start SUPPLIED MATERIAL
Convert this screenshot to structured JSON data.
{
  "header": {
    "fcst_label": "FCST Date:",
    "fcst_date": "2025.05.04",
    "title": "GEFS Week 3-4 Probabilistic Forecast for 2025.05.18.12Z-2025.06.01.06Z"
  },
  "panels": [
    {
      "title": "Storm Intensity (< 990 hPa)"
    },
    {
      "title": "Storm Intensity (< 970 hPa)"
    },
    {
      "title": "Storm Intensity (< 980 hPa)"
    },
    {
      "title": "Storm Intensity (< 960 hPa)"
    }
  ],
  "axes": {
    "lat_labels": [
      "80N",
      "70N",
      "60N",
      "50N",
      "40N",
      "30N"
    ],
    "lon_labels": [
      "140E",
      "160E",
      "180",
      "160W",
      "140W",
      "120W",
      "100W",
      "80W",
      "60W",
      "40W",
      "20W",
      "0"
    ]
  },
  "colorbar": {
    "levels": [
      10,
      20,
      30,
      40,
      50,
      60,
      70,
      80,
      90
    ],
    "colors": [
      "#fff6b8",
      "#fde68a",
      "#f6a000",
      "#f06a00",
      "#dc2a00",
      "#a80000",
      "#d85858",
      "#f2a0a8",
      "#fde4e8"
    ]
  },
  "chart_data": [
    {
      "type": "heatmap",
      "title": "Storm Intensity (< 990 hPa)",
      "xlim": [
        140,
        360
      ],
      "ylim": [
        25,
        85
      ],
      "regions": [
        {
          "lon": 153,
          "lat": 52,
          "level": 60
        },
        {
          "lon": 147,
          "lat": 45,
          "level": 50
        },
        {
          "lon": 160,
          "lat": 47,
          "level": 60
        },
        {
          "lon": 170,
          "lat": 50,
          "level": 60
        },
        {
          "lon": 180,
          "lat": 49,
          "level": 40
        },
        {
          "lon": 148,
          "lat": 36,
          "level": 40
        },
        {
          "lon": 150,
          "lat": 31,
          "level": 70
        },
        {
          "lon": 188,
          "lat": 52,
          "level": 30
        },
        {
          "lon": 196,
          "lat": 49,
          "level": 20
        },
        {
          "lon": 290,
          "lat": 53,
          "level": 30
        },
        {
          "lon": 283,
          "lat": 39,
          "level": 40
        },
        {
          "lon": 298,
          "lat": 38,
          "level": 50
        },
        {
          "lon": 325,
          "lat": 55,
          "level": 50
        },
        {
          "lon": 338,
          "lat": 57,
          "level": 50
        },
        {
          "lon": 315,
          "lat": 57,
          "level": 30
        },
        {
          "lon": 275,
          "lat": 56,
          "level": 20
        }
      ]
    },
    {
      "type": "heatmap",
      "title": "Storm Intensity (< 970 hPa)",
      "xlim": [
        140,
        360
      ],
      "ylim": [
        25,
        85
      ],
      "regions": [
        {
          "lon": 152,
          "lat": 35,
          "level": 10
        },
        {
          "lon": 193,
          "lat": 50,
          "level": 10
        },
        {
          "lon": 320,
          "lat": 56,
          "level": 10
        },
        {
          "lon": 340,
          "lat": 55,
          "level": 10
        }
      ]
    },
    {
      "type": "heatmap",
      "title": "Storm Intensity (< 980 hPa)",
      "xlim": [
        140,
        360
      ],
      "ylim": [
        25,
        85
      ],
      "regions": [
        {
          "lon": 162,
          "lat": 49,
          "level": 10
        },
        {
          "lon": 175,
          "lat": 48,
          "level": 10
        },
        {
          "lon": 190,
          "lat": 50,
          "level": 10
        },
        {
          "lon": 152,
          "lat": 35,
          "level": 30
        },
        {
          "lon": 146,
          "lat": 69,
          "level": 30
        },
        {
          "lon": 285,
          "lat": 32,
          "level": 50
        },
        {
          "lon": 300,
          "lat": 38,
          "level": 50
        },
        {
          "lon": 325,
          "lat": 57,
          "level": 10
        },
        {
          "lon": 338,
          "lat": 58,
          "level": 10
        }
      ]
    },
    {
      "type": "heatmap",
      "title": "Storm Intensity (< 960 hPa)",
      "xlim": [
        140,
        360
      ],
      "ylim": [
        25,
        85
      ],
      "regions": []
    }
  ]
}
end SUPPLIED MATERIAL
AIM ▸
Retype the data exactly as given.

COMPLETE RESPONSE ▸
Convert this screenshot to structured JSON data.
{
  "header": {
    "fcst_label": "FCST Date:",
    "fcst_date": "2025.05.04",
    "title": "GEFS Week 3-4 Probabilistic Forecast for 2025.05.18.12Z-2025.06.01.06Z"
  },
  "panels": [
    {
      "title": "Storm Intensity (< 990 hPa)"
    },
    {
      "title": "Storm Intensity (< 970 hPa)"
    },
    {
      "title": "Storm Intensity (< 980 hPa)"
    },
    {
      "title": "Storm Intensity (< 960 hPa)"
    }
  ],
  "axes": {
    "lat_labels": [
      "80N",
      "70N",
      "60N",
      "50N",
      "40N",
      "30N"
    ],
    "lon_labels": [
      "140E",
      "160E",
      "180",
      "160W",
      "140W",
      "120W",
      "100W",
      "80W",
      "60W",
      "40W",
      "20W",
      "0"
    ]
  },
  "colorbar": {
    "levels": [
      10,
      20,
      30,
      40,
      50,
      60,
      70,
      80,
      90
    ],
    "colors": [
      "#fff6b8",
      "#fde68a",
      "#f6a000",
      "#f06a00",
      "#dc2a00",
      "#a80000",
      "#d85858",
      "#f2a0a8",
      "#fde4e8"
    ]
  },
  "chart_data": [
    {
      "type": "heatmap",
      "title": "Storm Intensity (< 990 hPa)",
      "xlim": [
        140,
        360
      ],
      "ylim": [
        25,
        85
      ],
      "regions": [
        {
          "lon": 153,
          "lat": 52,
          "level": 60
        },
        {
          "lon": 147,
          "lat": 45,
          "level": 50
        },
        {
          "lon": 160,
          "lat": 47,
          "level": 60
        },
        {
          "lon": 170,
          "lat": 50,
          "level": 60
        },
        {
          "lon": 180,
          "lat": 49,
          "level": 40
        },
        {
          "lon": 148,
          "lat": 36,
          "level": 40
        },
        {
          "lon": 150,
          "lat": 31,
          "level": 70
        },
        {
          "lon": 188,
          "lat": 52,
          "level": 30
        },
        {
          "lon": 196,
          "lat": 49,
          "level": 20
        },
        {
          "lon": 290,
          "lat": 53,
          "level": 30
        },
        {
          "lon": 283,
          "lat": 39,
          "level": 40
        },
        {
          "lon": 298,
          "lat": 38,
          "level": 50
        },
        {
          "lon": 325,
          "lat": 55,
          "level": 50
        },
        {
          "lon": 338,
          "lat": 57,
          "level": 50
        },
        {
          "lon": 315,
          "lat": 57,
          "level": 30
        },
        {
          "lon": 275,
          "lat": 56,
          "level": 20
        }
      ]
    },
    {
      "type": "heatmap",
      "title": "Storm Intensity (< 970 hPa)",
      "xlim": [
        140,
        360
      ],
      "ylim": [
        25,
        85
      ],
      "regions": [
        {
          "lon": 152,
          "lat": 35,
          "level": 10
        },
        {
          "lon": 193,
          "lat": 50,
          "level": 10
        },
        {
          "lon": 320,
          "lat": 56,
          "level": 10
        },
        {
          "lon": 340,
          "lat": 55,
          "level": 10
        }
      ]
    },
    {
      "type": "heatmap",
      "title": "Storm Intensity (< 980 hPa)",
      "xlim": [
        140,
        360
      ],
      "ylim": [
        25,
        85
      ],
      "regions": [
        {
          "lon": 162,
          "lat": 49,
          "level": 10
        },
        {
          "lon": 175,
          "lat": 48,
          "level": 10
        },
        {
          "lon": 190,
          "lat": 50,
          "level": 10
        },
        {
          "lon": 152,
          "lat": 35,
          "level": 30
        },
        {
          "lon": 146,
          "lat": 69,
          "level": 30
        },
        {
          "lon": 285,
          "lat": 32,
          "level": 50
        },
        {
          "lon": 300,
          "lat": 38,
          "level": 50
        },
        {
          "lon": 325,
          "lat": 57,
          "level": 10
        },
        {
          "lon": 338,
          "lat": 58,
          "level": 10
        }
      ]
    },
    {
      "type": "heatmap",
      "title": "Storm Intensity (< 960 hPa)",
      "xlim": [
        140,
        360
      ],
      "ylim": [
        25,
        85
      ],
      "regions": []
    }
  ]
}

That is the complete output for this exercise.